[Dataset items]
________________

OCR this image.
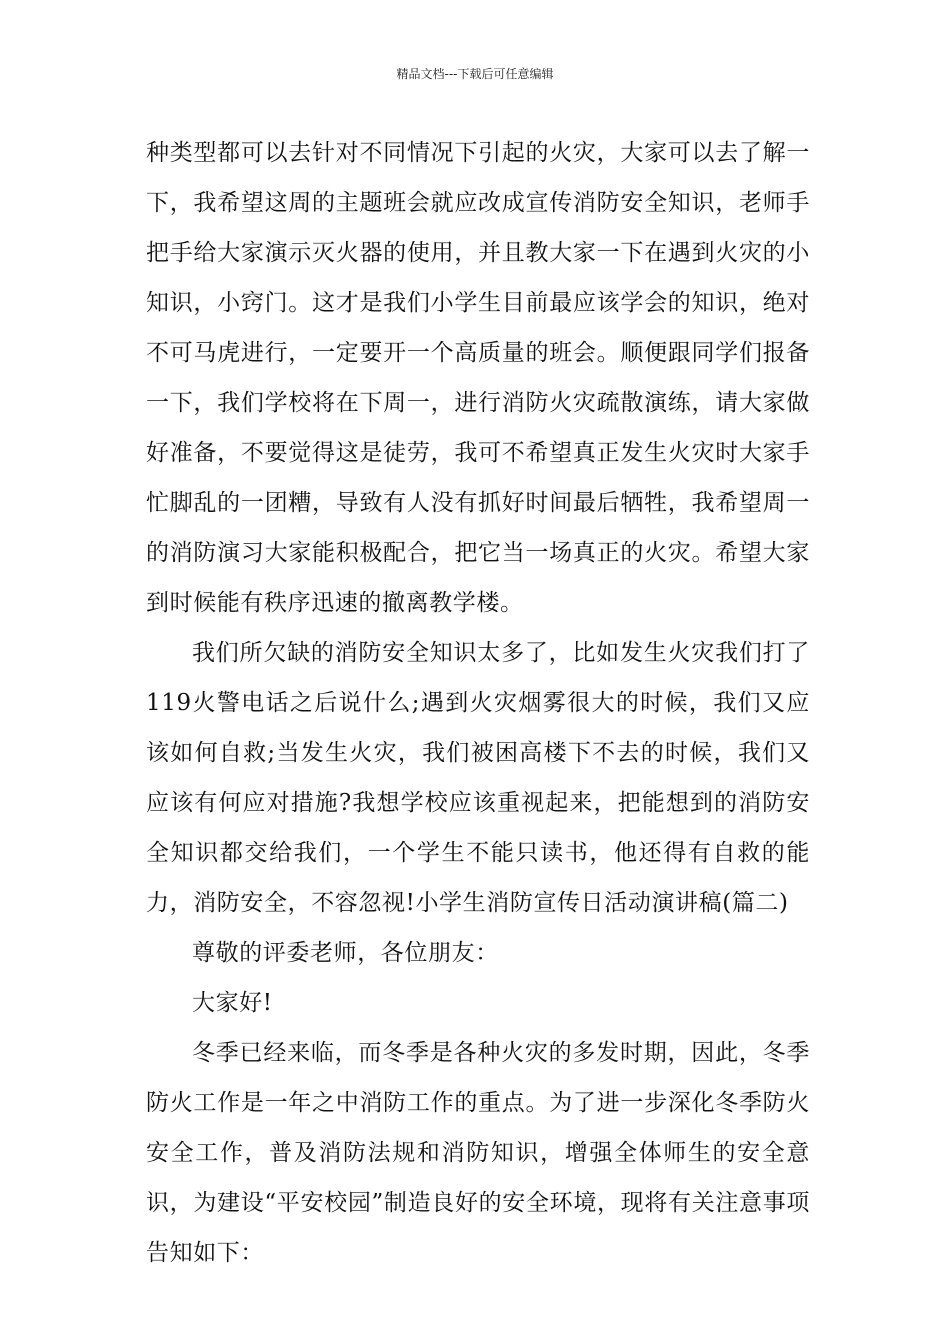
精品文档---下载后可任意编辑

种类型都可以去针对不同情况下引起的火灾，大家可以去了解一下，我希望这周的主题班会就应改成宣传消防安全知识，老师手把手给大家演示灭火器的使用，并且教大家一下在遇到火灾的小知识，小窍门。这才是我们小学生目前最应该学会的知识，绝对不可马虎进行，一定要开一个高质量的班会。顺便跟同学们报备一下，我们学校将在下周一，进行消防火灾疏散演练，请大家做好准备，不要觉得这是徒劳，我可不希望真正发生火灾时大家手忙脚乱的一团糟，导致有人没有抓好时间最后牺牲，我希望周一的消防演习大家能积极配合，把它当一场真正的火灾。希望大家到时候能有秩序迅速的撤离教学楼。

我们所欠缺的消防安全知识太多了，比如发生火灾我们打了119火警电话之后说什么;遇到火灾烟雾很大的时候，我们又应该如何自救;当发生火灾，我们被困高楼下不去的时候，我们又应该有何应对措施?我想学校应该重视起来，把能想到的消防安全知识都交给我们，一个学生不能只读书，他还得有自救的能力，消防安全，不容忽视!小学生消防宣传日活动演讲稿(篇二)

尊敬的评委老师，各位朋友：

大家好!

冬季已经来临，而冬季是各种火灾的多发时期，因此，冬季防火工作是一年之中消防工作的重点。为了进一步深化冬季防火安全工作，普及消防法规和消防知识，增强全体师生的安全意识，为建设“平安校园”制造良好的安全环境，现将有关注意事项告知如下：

________________

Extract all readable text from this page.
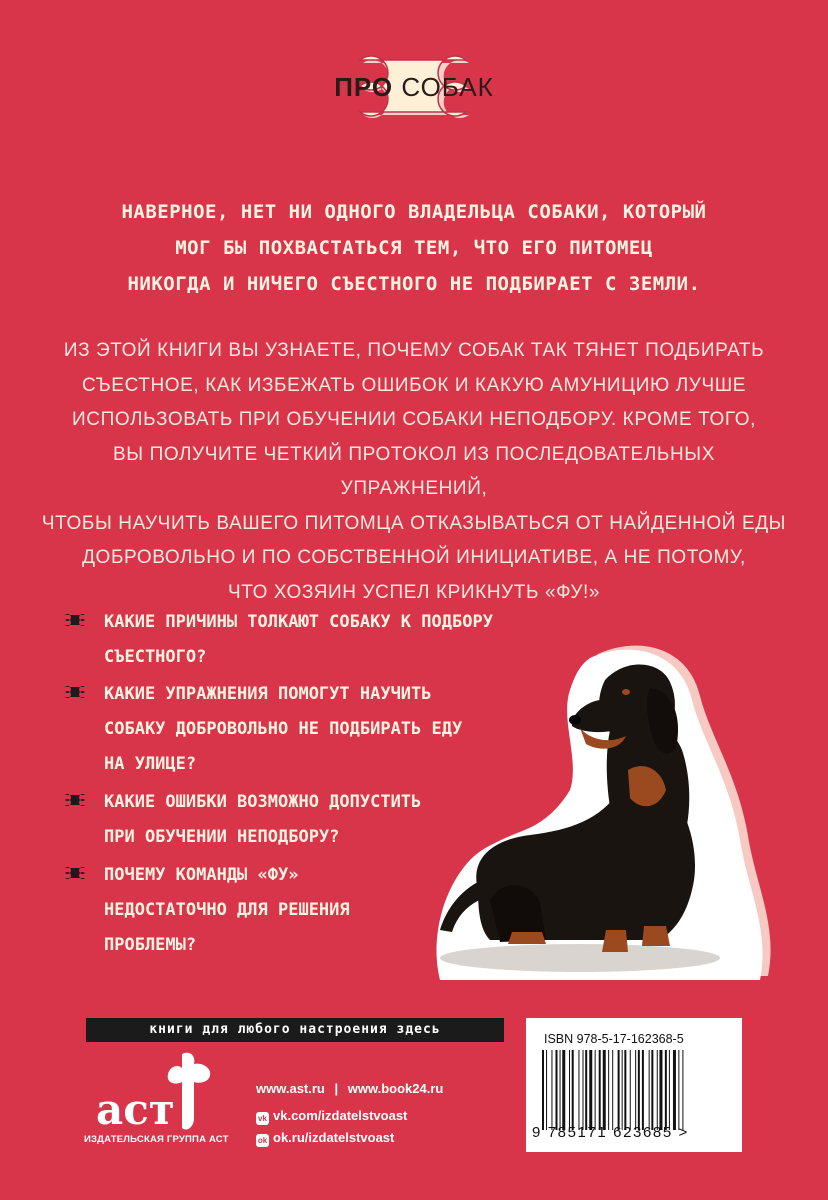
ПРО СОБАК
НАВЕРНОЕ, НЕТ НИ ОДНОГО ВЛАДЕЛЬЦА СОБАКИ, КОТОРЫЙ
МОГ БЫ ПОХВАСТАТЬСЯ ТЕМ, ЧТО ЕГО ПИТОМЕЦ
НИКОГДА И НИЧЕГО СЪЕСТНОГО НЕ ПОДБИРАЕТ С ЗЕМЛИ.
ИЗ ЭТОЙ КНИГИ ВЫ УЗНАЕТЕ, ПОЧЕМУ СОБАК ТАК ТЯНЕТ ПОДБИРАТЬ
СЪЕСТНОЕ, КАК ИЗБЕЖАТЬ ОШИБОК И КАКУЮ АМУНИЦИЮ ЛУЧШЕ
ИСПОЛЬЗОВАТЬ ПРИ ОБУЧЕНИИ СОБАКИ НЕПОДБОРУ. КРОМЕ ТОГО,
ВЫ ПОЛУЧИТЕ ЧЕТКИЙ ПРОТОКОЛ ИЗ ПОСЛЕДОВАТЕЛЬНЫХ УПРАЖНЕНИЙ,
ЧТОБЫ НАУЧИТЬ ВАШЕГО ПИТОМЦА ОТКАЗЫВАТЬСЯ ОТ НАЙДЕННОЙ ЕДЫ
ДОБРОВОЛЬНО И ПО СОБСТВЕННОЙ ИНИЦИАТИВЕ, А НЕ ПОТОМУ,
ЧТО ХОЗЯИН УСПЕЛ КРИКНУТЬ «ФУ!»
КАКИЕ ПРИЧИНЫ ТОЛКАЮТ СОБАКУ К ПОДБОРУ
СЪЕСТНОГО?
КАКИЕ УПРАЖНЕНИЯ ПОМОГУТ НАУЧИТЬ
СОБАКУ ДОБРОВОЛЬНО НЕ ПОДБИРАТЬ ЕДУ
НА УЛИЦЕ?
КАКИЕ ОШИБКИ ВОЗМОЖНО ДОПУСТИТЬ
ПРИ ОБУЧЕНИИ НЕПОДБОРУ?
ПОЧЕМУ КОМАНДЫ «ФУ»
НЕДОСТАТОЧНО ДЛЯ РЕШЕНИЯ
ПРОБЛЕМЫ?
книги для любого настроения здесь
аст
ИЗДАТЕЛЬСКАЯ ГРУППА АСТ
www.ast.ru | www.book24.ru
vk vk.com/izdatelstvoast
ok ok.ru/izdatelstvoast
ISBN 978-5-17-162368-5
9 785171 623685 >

________________

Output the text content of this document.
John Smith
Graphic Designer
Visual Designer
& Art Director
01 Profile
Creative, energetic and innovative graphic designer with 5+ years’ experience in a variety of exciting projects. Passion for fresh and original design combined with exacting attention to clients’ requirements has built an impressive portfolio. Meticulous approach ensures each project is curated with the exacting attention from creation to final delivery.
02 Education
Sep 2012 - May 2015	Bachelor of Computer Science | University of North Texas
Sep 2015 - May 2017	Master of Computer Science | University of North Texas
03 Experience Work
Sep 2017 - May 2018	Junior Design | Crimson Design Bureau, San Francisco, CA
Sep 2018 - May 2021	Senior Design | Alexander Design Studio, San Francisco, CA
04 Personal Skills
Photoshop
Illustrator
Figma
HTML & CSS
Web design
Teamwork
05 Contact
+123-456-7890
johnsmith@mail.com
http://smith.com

________________

Exercise: Search the records above for "Science". Copy each line where it is found.

Answer to this exercise:
Sep 2012 - May 2015	Bachelor of Computer Science | University of North Texas
Sep 2015 - May 2017	Master of Computer Science | University of North Texas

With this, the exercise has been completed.